**Problem details**: Without including any pictures, write out the listing below exactly.

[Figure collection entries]
★ ★ ★ ★ ★

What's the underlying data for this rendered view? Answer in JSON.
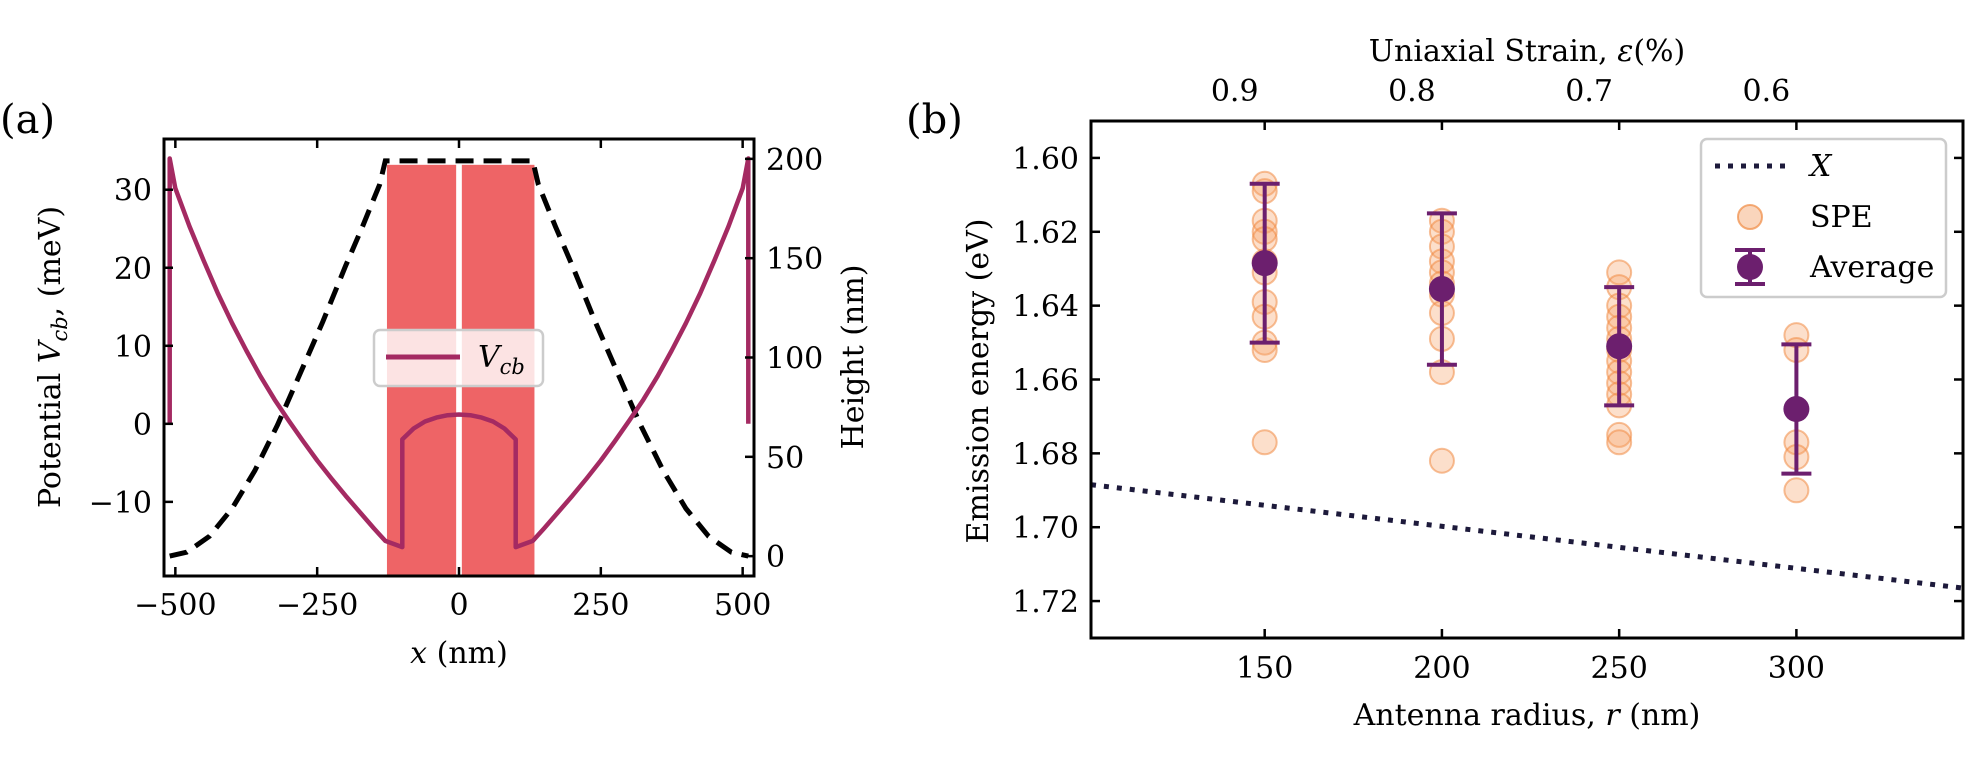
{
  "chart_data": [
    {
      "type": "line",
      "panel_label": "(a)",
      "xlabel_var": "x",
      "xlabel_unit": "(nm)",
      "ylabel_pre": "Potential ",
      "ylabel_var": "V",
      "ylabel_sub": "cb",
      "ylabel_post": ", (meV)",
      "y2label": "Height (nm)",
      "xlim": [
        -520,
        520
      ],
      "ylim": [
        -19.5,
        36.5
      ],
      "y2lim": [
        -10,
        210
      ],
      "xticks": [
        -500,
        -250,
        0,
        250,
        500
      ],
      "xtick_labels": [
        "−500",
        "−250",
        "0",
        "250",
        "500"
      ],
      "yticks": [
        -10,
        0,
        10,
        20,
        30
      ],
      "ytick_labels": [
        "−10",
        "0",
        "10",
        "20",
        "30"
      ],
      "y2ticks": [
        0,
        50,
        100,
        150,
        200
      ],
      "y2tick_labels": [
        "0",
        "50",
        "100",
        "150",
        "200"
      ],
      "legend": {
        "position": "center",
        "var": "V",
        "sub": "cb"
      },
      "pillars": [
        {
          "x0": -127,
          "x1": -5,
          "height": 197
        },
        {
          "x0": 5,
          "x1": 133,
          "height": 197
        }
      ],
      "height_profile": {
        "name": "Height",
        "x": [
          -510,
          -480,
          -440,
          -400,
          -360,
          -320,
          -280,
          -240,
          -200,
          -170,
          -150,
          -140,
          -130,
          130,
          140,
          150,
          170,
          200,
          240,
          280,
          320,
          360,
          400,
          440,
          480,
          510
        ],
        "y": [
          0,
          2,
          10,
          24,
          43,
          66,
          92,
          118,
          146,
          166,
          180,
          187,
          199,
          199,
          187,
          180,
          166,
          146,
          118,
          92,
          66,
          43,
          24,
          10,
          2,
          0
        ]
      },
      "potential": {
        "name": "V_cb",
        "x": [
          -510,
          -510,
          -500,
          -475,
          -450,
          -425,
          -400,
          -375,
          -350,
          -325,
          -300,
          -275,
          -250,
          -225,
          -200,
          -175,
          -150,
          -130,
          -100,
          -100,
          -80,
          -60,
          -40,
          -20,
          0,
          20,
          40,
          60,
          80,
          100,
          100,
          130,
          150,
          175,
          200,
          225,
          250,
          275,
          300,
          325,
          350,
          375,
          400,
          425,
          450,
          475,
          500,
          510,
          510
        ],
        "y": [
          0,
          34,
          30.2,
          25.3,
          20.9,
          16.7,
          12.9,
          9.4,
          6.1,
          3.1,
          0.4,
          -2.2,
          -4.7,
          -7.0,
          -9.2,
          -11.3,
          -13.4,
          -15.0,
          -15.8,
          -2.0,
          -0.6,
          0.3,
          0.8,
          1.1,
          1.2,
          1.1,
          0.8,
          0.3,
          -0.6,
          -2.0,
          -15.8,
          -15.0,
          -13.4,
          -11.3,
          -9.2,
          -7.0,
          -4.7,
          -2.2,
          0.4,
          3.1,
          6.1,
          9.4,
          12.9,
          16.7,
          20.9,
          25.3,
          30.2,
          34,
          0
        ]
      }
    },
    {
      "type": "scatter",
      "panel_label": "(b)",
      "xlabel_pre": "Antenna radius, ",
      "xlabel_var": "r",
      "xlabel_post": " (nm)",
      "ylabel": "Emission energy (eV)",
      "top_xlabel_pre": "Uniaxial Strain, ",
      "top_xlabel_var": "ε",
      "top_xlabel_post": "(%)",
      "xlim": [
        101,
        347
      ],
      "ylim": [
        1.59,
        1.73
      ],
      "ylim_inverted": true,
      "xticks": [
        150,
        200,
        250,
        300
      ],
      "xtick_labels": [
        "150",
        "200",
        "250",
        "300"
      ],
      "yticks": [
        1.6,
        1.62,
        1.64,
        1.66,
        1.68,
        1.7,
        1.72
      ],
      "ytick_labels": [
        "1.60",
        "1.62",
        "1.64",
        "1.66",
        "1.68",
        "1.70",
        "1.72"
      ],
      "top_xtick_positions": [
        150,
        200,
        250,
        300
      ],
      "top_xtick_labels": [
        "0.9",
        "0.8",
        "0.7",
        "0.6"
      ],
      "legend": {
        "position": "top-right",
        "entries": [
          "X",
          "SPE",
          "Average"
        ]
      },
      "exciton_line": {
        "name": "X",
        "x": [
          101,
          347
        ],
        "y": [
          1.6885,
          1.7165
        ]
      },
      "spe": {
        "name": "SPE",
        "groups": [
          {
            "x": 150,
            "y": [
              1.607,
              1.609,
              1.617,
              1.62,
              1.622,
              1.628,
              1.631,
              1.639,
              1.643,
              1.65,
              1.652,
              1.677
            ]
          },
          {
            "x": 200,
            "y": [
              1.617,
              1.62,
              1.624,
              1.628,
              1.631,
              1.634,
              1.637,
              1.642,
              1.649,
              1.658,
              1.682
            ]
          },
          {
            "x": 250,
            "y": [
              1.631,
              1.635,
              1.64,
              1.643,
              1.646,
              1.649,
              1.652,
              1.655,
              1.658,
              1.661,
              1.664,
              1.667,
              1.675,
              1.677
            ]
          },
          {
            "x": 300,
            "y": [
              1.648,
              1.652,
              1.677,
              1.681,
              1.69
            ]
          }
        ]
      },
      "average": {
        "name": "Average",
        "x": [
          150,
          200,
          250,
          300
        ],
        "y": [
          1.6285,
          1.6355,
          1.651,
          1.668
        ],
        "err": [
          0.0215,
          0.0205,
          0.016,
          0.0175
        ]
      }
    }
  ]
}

★ ★ ★ ★ ★

**Solved exercise**:
What's the underlying data for this rendered view? Answer in JSON.
{
  "chart_data": [
    {
      "type": "line",
      "panel_label": "(a)",
      "xlabel_var": "x",
      "xlabel_unit": "(nm)",
      "ylabel_pre": "Potential ",
      "ylabel_var": "V",
      "ylabel_sub": "cb",
      "ylabel_post": ", (meV)",
      "y2label": "Height (nm)",
      "xlim": [
        -520,
        520
      ],
      "ylim": [
        -19.5,
        36.5
      ],
      "y2lim": [
        -10,
        210
      ],
      "xticks": [
        -500,
        -250,
        0,
        250,
        500
      ],
      "xtick_labels": [
        "−500",
        "−250",
        "0",
        "250",
        "500"
      ],
      "yticks": [
        -10,
        0,
        10,
        20,
        30
      ],
      "ytick_labels": [
        "−10",
        "0",
        "10",
        "20",
        "30"
      ],
      "y2ticks": [
        0,
        50,
        100,
        150,
        200
      ],
      "y2tick_labels": [
        "0",
        "50",
        "100",
        "150",
        "200"
      ],
      "legend": {
        "position": "center",
        "var": "V",
        "sub": "cb"
      },
      "pillars": [
        {
          "x0": -127,
          "x1": -5,
          "height": 197
        },
        {
          "x0": 5,
          "x1": 133,
          "height": 197
        }
      ],
      "height_profile": {
        "name": "Height",
        "x": [
          -510,
          -480,
          -440,
          -400,
          -360,
          -320,
          -280,
          -240,
          -200,
          -170,
          -150,
          -140,
          -130,
          130,
          140,
          150,
          170,
          200,
          240,
          280,
          320,
          360,
          400,
          440,
          480,
          510
        ],
        "y": [
          0,
          2,
          10,
          24,
          43,
          66,
          92,
          118,
          146,
          166,
          180,
          187,
          199,
          199,
          187,
          180,
          166,
          146,
          118,
          92,
          66,
          43,
          24,
          10,
          2,
          0
        ]
      },
      "potential": {
        "name": "V_cb",
        "x": [
          -510,
          -510,
          -500,
          -475,
          -450,
          -425,
          -400,
          -375,
          -350,
          -325,
          -300,
          -275,
          -250,
          -225,
          -200,
          -175,
          -150,
          -130,
          -100,
          -100,
          -80,
          -60,
          -40,
          -20,
          0,
          20,
          40,
          60,
          80,
          100,
          100,
          130,
          150,
          175,
          200,
          225,
          250,
          275,
          300,
          325,
          350,
          375,
          400,
          425,
          450,
          475,
          500,
          510,
          510
        ],
        "y": [
          0,
          34,
          30.2,
          25.3,
          20.9,
          16.7,
          12.9,
          9.4,
          6.1,
          3.1,
          0.4,
          -2.2,
          -4.7,
          -7.0,
          -9.2,
          -11.3,
          -13.4,
          -15.0,
          -15.8,
          -2.0,
          -0.6,
          0.3,
          0.8,
          1.1,
          1.2,
          1.1,
          0.8,
          0.3,
          -0.6,
          -2.0,
          -15.8,
          -15.0,
          -13.4,
          -11.3,
          -9.2,
          -7.0,
          -4.7,
          -2.2,
          0.4,
          3.1,
          6.1,
          9.4,
          12.9,
          16.7,
          20.9,
          25.3,
          30.2,
          34,
          0
        ]
      }
    },
    {
      "type": "scatter",
      "panel_label": "(b)",
      "xlabel_pre": "Antenna radius, ",
      "xlabel_var": "r",
      "xlabel_post": " (nm)",
      "ylabel": "Emission energy (eV)",
      "top_xlabel_pre": "Uniaxial Strain, ",
      "top_xlabel_var": "ε",
      "top_xlabel_post": "(%)",
      "xlim": [
        101,
        347
      ],
      "ylim": [
        1.59,
        1.73
      ],
      "ylim_inverted": true,
      "xticks": [
        150,
        200,
        250,
        300
      ],
      "xtick_labels": [
        "150",
        "200",
        "250",
        "300"
      ],
      "yticks": [
        1.6,
        1.62,
        1.64,
        1.66,
        1.68,
        1.7,
        1.72
      ],
      "ytick_labels": [
        "1.60",
        "1.62",
        "1.64",
        "1.66",
        "1.68",
        "1.70",
        "1.72"
      ],
      "top_xtick_positions": [
        150,
        200,
        250,
        300
      ],
      "top_xtick_labels": [
        "0.9",
        "0.8",
        "0.7",
        "0.6"
      ],
      "legend": {
        "position": "top-right",
        "entries": [
          "X",
          "SPE",
          "Average"
        ]
      },
      "exciton_line": {
        "name": "X",
        "x": [
          101,
          347
        ],
        "y": [
          1.6885,
          1.7165
        ]
      },
      "spe": {
        "name": "SPE",
        "groups": [
          {
            "x": 150,
            "y": [
              1.607,
              1.609,
              1.617,
              1.62,
              1.622,
              1.628,
              1.631,
              1.639,
              1.643,
              1.65,
              1.652,
              1.677
            ]
          },
          {
            "x": 200,
            "y": [
              1.617,
              1.62,
              1.624,
              1.628,
              1.631,
              1.634,
              1.637,
              1.642,
              1.649,
              1.658,
              1.682
            ]
          },
          {
            "x": 250,
            "y": [
              1.631,
              1.635,
              1.64,
              1.643,
              1.646,
              1.649,
              1.652,
              1.655,
              1.658,
              1.661,
              1.664,
              1.667,
              1.675,
              1.677
            ]
          },
          {
            "x": 300,
            "y": [
              1.648,
              1.652,
              1.677,
              1.681,
              1.69
            ]
          }
        ]
      },
      "average": {
        "name": "Average",
        "x": [
          150,
          200,
          250,
          300
        ],
        "y": [
          1.6285,
          1.6355,
          1.651,
          1.668
        ],
        "err": [
          0.0215,
          0.0205,
          0.016,
          0.0175
        ]
      }
    }
  ]
}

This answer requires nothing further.